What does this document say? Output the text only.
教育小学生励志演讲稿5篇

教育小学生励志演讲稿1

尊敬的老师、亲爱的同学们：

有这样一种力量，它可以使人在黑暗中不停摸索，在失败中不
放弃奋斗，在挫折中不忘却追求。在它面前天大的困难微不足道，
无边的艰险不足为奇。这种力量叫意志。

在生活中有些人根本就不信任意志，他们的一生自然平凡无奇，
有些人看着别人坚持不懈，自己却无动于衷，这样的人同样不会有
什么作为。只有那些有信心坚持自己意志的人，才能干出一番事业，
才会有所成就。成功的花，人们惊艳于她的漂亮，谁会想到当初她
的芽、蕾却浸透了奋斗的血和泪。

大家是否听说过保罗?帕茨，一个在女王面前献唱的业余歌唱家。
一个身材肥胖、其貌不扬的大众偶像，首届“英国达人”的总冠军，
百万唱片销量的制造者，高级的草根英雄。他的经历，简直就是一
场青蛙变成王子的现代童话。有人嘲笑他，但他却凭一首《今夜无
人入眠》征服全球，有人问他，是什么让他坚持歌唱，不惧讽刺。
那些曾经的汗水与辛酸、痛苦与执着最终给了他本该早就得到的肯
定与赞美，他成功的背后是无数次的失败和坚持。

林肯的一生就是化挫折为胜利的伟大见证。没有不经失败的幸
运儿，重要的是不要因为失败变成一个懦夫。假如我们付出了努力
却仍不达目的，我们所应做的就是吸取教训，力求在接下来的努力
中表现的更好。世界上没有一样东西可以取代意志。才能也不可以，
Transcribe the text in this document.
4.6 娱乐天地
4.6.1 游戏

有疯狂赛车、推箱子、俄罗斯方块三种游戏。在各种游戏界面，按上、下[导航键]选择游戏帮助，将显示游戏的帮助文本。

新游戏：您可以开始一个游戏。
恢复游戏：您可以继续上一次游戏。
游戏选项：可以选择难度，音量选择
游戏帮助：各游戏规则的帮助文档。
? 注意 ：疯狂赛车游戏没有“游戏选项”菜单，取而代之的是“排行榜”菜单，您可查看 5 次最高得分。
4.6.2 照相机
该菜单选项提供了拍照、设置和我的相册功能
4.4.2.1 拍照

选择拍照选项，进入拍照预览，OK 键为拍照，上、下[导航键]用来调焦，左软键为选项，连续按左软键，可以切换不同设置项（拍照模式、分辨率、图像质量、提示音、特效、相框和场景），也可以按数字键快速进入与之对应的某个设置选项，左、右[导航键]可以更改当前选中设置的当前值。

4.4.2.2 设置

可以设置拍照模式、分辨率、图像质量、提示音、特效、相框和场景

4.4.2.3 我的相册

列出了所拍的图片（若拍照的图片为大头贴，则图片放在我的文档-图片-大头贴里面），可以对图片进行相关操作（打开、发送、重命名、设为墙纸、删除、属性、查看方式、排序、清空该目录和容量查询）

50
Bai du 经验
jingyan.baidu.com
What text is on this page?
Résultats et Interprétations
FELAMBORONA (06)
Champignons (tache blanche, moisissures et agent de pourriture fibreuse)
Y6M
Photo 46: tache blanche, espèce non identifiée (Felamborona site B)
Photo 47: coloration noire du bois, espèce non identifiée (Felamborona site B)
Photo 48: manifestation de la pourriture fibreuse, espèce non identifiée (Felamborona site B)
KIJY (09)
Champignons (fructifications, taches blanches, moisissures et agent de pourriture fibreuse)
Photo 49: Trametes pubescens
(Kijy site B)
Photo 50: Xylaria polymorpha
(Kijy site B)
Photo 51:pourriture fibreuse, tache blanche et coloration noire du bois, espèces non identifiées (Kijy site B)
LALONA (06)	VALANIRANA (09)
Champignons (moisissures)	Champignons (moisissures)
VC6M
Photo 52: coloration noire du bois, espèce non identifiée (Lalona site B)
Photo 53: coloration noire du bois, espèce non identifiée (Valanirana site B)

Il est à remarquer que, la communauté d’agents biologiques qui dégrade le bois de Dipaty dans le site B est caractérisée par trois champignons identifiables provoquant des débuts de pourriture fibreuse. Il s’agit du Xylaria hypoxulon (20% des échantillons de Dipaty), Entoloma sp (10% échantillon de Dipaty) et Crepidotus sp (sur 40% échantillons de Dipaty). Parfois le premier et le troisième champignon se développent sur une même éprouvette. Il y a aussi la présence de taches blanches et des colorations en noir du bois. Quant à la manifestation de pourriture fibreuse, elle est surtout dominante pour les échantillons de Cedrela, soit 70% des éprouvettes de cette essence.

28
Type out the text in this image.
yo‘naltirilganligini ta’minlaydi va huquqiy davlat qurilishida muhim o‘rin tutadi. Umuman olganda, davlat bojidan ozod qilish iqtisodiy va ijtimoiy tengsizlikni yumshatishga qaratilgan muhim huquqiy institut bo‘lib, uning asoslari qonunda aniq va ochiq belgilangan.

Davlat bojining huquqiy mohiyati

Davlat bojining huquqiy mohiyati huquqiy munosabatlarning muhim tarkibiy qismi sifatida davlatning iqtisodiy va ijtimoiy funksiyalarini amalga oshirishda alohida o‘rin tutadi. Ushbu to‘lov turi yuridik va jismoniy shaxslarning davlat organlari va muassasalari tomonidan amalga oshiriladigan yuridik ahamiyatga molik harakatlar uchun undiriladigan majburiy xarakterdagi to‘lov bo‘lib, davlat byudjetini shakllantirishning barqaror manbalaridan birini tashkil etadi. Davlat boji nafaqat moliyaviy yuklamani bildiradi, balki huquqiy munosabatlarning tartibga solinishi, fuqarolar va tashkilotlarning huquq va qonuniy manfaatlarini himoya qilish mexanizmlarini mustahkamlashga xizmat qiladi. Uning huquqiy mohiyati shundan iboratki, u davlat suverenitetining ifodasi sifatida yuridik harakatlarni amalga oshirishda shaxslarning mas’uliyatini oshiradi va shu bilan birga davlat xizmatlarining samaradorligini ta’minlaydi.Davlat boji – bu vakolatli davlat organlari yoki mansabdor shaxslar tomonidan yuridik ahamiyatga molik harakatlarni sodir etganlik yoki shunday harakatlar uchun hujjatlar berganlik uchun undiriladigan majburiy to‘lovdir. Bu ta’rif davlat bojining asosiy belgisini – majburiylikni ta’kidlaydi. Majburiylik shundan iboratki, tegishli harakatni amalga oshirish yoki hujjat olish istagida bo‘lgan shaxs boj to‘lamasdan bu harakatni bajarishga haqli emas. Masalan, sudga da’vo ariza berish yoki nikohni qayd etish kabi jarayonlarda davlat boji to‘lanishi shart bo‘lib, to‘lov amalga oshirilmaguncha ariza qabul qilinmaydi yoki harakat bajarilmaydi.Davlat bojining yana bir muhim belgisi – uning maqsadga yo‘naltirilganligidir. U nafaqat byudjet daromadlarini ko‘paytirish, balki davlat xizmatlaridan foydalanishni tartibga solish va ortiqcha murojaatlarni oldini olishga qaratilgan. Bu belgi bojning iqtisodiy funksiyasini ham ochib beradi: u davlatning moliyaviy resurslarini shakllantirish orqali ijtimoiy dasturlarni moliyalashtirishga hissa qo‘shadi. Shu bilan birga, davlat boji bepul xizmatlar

◆ ◆ ◆ ◆

__EXERCISE TASK__. Repeat the material from above exactly, word for word.

__EXERCISE OUTPUT__.
What does this document say? Output the text only.
教育小学生励志演讲稿5篇

教育小学生励志演讲稿1

尊敬的老师、亲爱的同学们：

有这样一种力量，它可以使人在黑暗中不停摸索，在失败中不
放弃奋斗，在挫折中不忘却追求。在它面前天大的困难微不足道，
无边的艰险不足为奇。这种力量叫意志。

在生活中有些人根本就不信任意志，他们的一生自然平凡无奇，
有些人看着别人坚持不懈，自己却无动于衷，这样的人同样不会有
什么作为。只有那些有信心坚持自己意志的人，才能干出一番事业，
才会有所成就。成功的花，人们惊艳于她的漂亮，谁会想到当初她
的芽、蕾却浸透了奋斗的血和泪。

大家是否听说过保罗?帕茨，一个在女王面前献唱的业余歌唱家。
一个身材肥胖、其貌不扬的大众偶像，首届“英国达人”的总冠军，
百万唱片销量的制造者，高级的草根英雄。他的经历，简直就是一
场青蛙变成王子的现代童话。有人嘲笑他，但他却凭一首《今夜无
人入眠》征服全球，有人问他，是什么让他坚持歌唱，不惧讽刺。
那些曾经的汗水与辛酸、痛苦与执着最终给了他本该早就得到的肯
定与赞美，他成功的背后是无数次的失败和坚持。

林肯的一生就是化挫折为胜利的伟大见证。没有不经失败的幸
运儿，重要的是不要因为失败变成一个懦夫。假如我们付出了努力
却仍不达目的，我们所应做的就是吸取教训，力求在接下来的努力
中表现的更好。世界上没有一样东西可以取代意志。才能也不可以，
Transcribe the text in this document.
4.6 娱乐天地
4.6.1 游戏

有疯狂赛车、推箱子、俄罗斯方块三种游戏。在各种游戏界面，按上、下[导航键]选择游戏帮助，将显示游戏的帮助文本。

新游戏：您可以开始一个游戏。
恢复游戏：您可以继续上一次游戏。
游戏选项：可以选择难度，音量选择
游戏帮助：各游戏规则的帮助文档。
? 注意 ：疯狂赛车游戏没有“游戏选项”菜单，取而代之的是“排行榜”菜单，您可查看 5 次最高得分。
4.6.2 照相机
该菜单选项提供了拍照、设置和我的相册功能
4.4.2.1 拍照

选择拍照选项，进入拍照预览，OK 键为拍照，上、下[导航键]用来调焦，左软键为选项，连续按左软键，可以切换不同设置项（拍照模式、分辨率、图像质量、提示音、特效、相框和场景），也可以按数字键快速进入与之对应的某个设置选项，左、右[导航键]可以更改当前选中设置的当前值。

4.4.2.2 设置

可以设置拍照模式、分辨率、图像质量、提示音、特效、相框和场景

4.4.2.3 我的相册

列出了所拍的图片（若拍照的图片为大头贴，则图片放在我的文档-图片-大头贴里面），可以对图片进行相关操作（打开、发送、重命名、设为墙纸、删除、属性、查看方式、排序、清空该目录和容量查询）

50
Bai du 经验
jingyan.baidu.com
What text is on this page?
Résultats et Interprétations
FELAMBORONA (06)
Champignons (tache blanche, moisissures et agent de pourriture fibreuse)
Y6M
Photo 46: tache blanche, espèce non identifiée (Felamborona site B)
Photo 47: coloration noire du bois, espèce non identifiée (Felamborona site B)
Photo 48: manifestation de la pourriture fibreuse, espèce non identifiée (Felamborona site B)
KIJY (09)
Champignons (fructifications, taches blanches, moisissures et agent de pourriture fibreuse)
Photo 49: Trametes pubescens
(Kijy site B)
Photo 50: Xylaria polymorpha
(Kijy site B)
Photo 51:pourriture fibreuse, tache blanche et coloration noire du bois, espèces non identifiées (Kijy site B)
LALONA (06)	VALANIRANA (09)
Champignons (moisissures)	Champignons (moisissures)
VC6M
Photo 52: coloration noire du bois, espèce non identifiée (Lalona site B)
Photo 53: coloration noire du bois, espèce non identifiée (Valanirana site B)

Il est à remarquer que, la communauté d’agents biologiques qui dégrade le bois de Dipaty dans le site B est caractérisée par trois champignons identifiables provoquant des débuts de pourriture fibreuse. Il s’agit du Xylaria hypoxulon (20% des échantillons de Dipaty), Entoloma sp (10% échantillon de Dipaty) et Crepidotus sp (sur 40% échantillons de Dipaty). Parfois le premier et le troisième champignon se développent sur une même éprouvette. Il y a aussi la présence de taches blanches et des colorations en noir du bois. Quant à la manifestation de pourriture fibreuse, elle est surtout dominante pour les échantillons de Cedrela, soit 70% des éprouvettes de cette essence.

28
Type out the text in this image.
yo‘naltirilganligini ta’minlaydi va huquqiy davlat qurilishida muhim o‘rin tutadi. Umuman olganda, davlat bojidan ozod qilish iqtisodiy va ijtimoiy tengsizlikni yumshatishga qaratilgan muhim huquqiy institut bo‘lib, uning asoslari qonunda aniq va ochiq belgilangan.

Davlat bojining huquqiy mohiyati

Davlat bojining huquqiy mohiyati huquqiy munosabatlarning muhim tarkibiy qismi sifatida davlatning iqtisodiy va ijtimoiy funksiyalarini amalga oshirishda alohida o‘rin tutadi. Ushbu to‘lov turi yuridik va jismoniy shaxslarning davlat organlari va muassasalari tomonidan amalga oshiriladigan yuridik ahamiyatga molik harakatlar uchun undiriladigan majburiy xarakterdagi to‘lov bo‘lib, davlat byudjetini shakllantirishning barqaror manbalaridan birini tashkil etadi. Davlat boji nafaqat moliyaviy yuklamani bildiradi, balki huquqiy munosabatlarning tartibga solinishi, fuqarolar va tashkilotlarning huquq va qonuniy manfaatlarini himoya qilish mexanizmlarini mustahkamlashga xizmat qiladi. Uning huquqiy mohiyati shundan iboratki, u davlat suverenitetining ifodasi sifatida yuridik harakatlarni amalga oshirishda shaxslarning mas’uliyatini oshiradi va shu bilan birga davlat xizmatlarining samaradorligini ta’minlaydi.Davlat boji – bu vakolatli davlat organlari yoki mansabdor shaxslar tomonidan yuridik ahamiyatga molik harakatlarni sodir etganlik yoki shunday harakatlar uchun hujjatlar berganlik uchun undiriladigan majburiy to‘lovdir. Bu ta’rif davlat bojining asosiy belgisini – majburiylikni ta’kidlaydi. Majburiylik shundan iboratki, tegishli harakatni amalga oshirish yoki hujjat olish istagida bo‘lgan shaxs boj to‘lamasdan bu harakatni bajarishga haqli emas. Masalan, sudga da’vo ariza berish yoki nikohni qayd etish kabi jarayonlarda davlat boji to‘lanishi shart bo‘lib, to‘lov amalga oshirilmaguncha ariza qabul qilinmaydi yoki harakat bajarilmaydi.Davlat bojining yana bir muhim belgisi – uning maqsadga yo‘naltirilganligidir. U nafaqat byudjet daromadlarini ko‘paytirish, balki davlat xizmatlaridan foydalanishni tartibga solish va ortiqcha murojaatlarni oldini olishga qaratilgan. Bu belgi bojning iqtisodiy funksiyasini ham ochib beradi: u davlatning moliyaviy resurslarini shakllantirish orqali ijtimoiy dasturlarni moliyalashtirishga hissa qo‘shadi. Shu bilan birga, davlat boji bepul xizmatlar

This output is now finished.